Records for the exercise -
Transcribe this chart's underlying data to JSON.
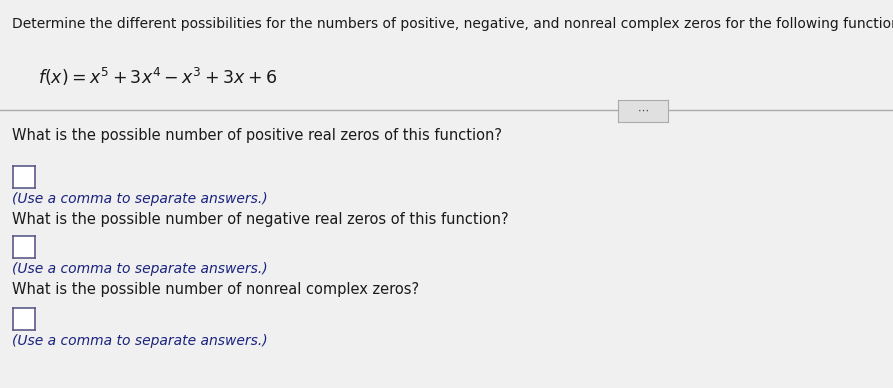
{
  "background_color": "#f0f0f0",
  "title_line": "Determine the different possibilities for the numbers of positive, negative, and nonreal complex zeros for the following function.",
  "q1": "What is the possible number of positive real zeros of this function?",
  "q2": "What is the possible number of negative real zeros of this function?",
  "q3": "What is the possible number of nonreal complex zeros?",
  "hint": "(Use a comma to separate answers.)",
  "font_size_title": 10.0,
  "font_size_func": 12.5,
  "font_size_body": 10.5,
  "font_size_hint": 10.0,
  "text_color": "#1a1a1a",
  "hint_color": "#1a237e",
  "box_edge_color": "#5c5c8a",
  "divider_color": "#aaaaaa",
  "dots_bg": "#e0e0e0",
  "dots_border": "#aaaaaa"
}
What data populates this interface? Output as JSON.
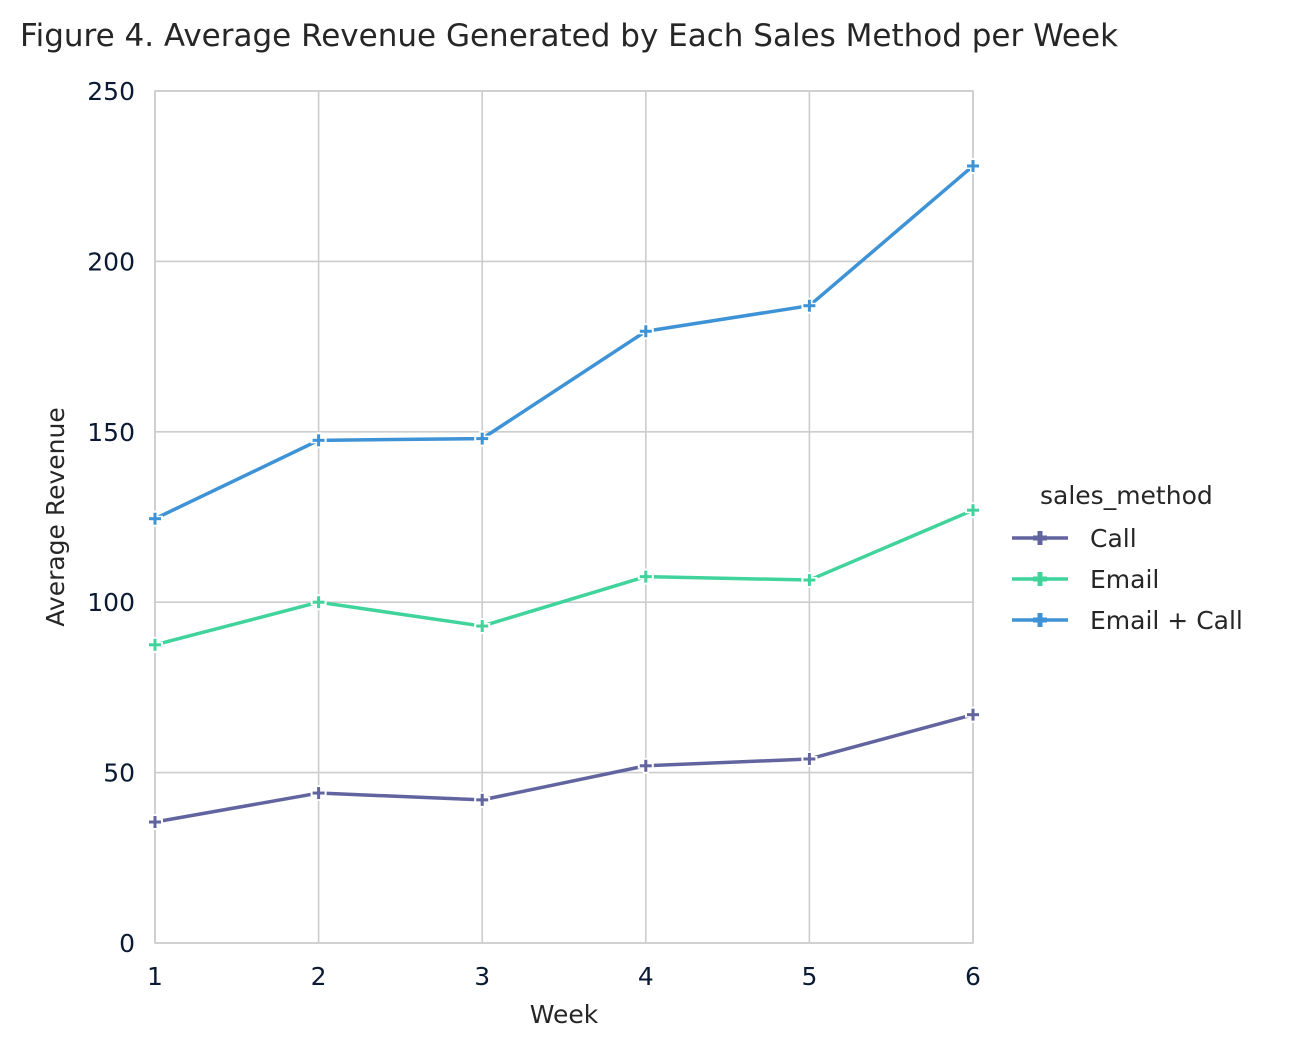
{
  "chart_data": {
    "type": "line",
    "title": "Figure 4. Average Revenue Generated by Each Sales Method per Week",
    "xlabel": "Week",
    "ylabel": "Average Revenue",
    "x": [
      1,
      2,
      3,
      4,
      5,
      6
    ],
    "x_ticks": [
      "1",
      "2",
      "3",
      "4",
      "5",
      "6"
    ],
    "xlim": [
      1,
      6
    ],
    "ylim": [
      0,
      250
    ],
    "y_ticks": [
      "0",
      "50",
      "100",
      "150",
      "200",
      "250"
    ],
    "grid": true,
    "legend": {
      "title": "sales_method",
      "placement": "right"
    },
    "marker": "plus",
    "series": [
      {
        "name": "Call",
        "color": "#6264a0",
        "values": [
          35.5,
          44,
          42,
          52,
          54,
          67
        ]
      },
      {
        "name": "Email",
        "color": "#40d49c",
        "values": [
          87.5,
          100,
          93,
          107.5,
          106.5,
          127
        ]
      },
      {
        "name": "Email + Call",
        "color": "#3e92d6",
        "values": [
          124.5,
          147.5,
          148,
          179.5,
          187,
          228
        ]
      }
    ]
  }
}
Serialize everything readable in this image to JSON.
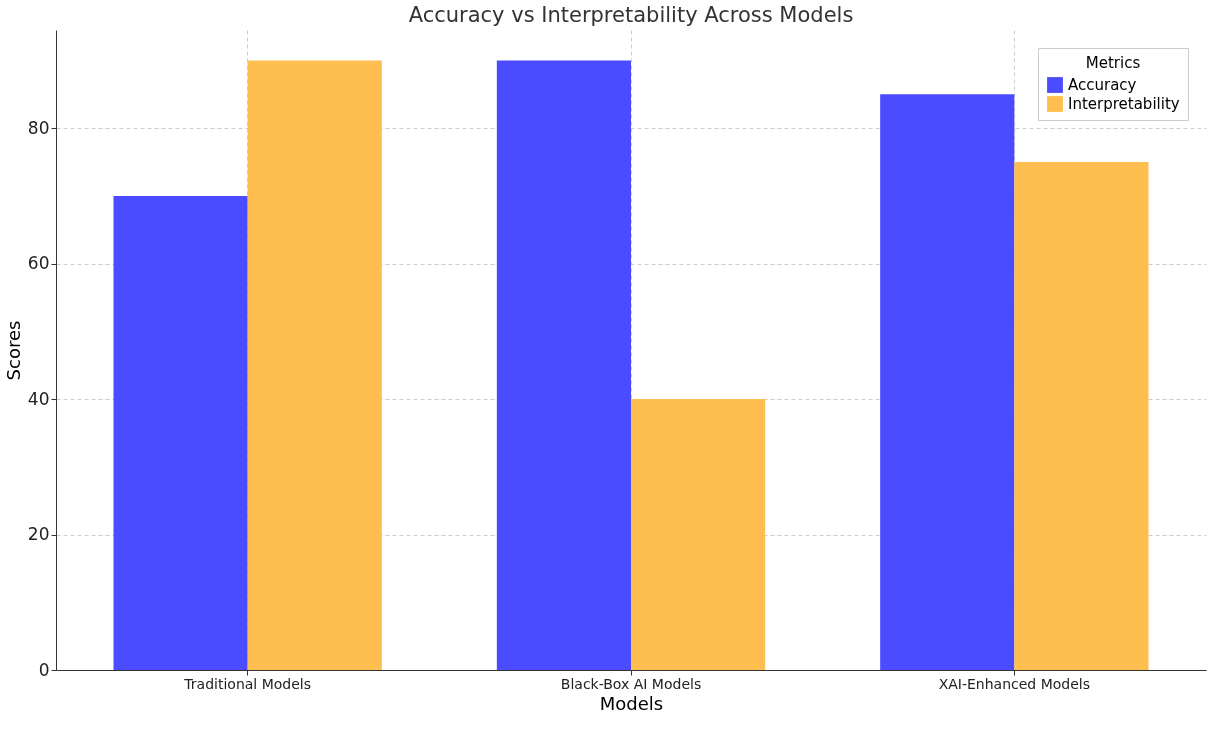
{
  "chart_data": {
    "type": "bar",
    "title": "Accuracy vs Interpretability Across Models",
    "xlabel": "Models",
    "ylabel": "Scores",
    "legend_title": "Metrics",
    "categories": [
      "Traditional Models",
      "Black-Box AI Models",
      "XAI-Enhanced Models"
    ],
    "series": [
      {
        "name": "Accuracy",
        "color": "#4b4bff",
        "values": [
          70,
          90,
          85
        ]
      },
      {
        "name": "Interpretability",
        "color": "#ffbf50",
        "values": [
          90,
          40,
          75
        ]
      }
    ],
    "ylim": [
      0,
      94.5
    ],
    "yticks": [
      0,
      20,
      40,
      60,
      80
    ],
    "grid": true,
    "legend": "top right"
  }
}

Task to complete - Extract, word for word, every line from the one holding "Serialize everything readable" through the closing line of the data above. Do not include any pictures.

Exercise output -
Serialize everything readable in this image to JSON.
{
  "chart_data": {
    "type": "bar",
    "title": "Accuracy vs Interpretability Across Models",
    "xlabel": "Models",
    "ylabel": "Scores",
    "legend_title": "Metrics",
    "categories": [
      "Traditional Models",
      "Black-Box AI Models",
      "XAI-Enhanced Models"
    ],
    "series": [
      {
        "name": "Accuracy",
        "color": "#4b4bff",
        "values": [
          70,
          90,
          85
        ]
      },
      {
        "name": "Interpretability",
        "color": "#ffbf50",
        "values": [
          90,
          40,
          75
        ]
      }
    ],
    "ylim": [
      0,
      94.5
    ],
    "yticks": [
      0,
      20,
      40,
      60,
      80
    ],
    "grid": true,
    "legend": "top right"
  }
}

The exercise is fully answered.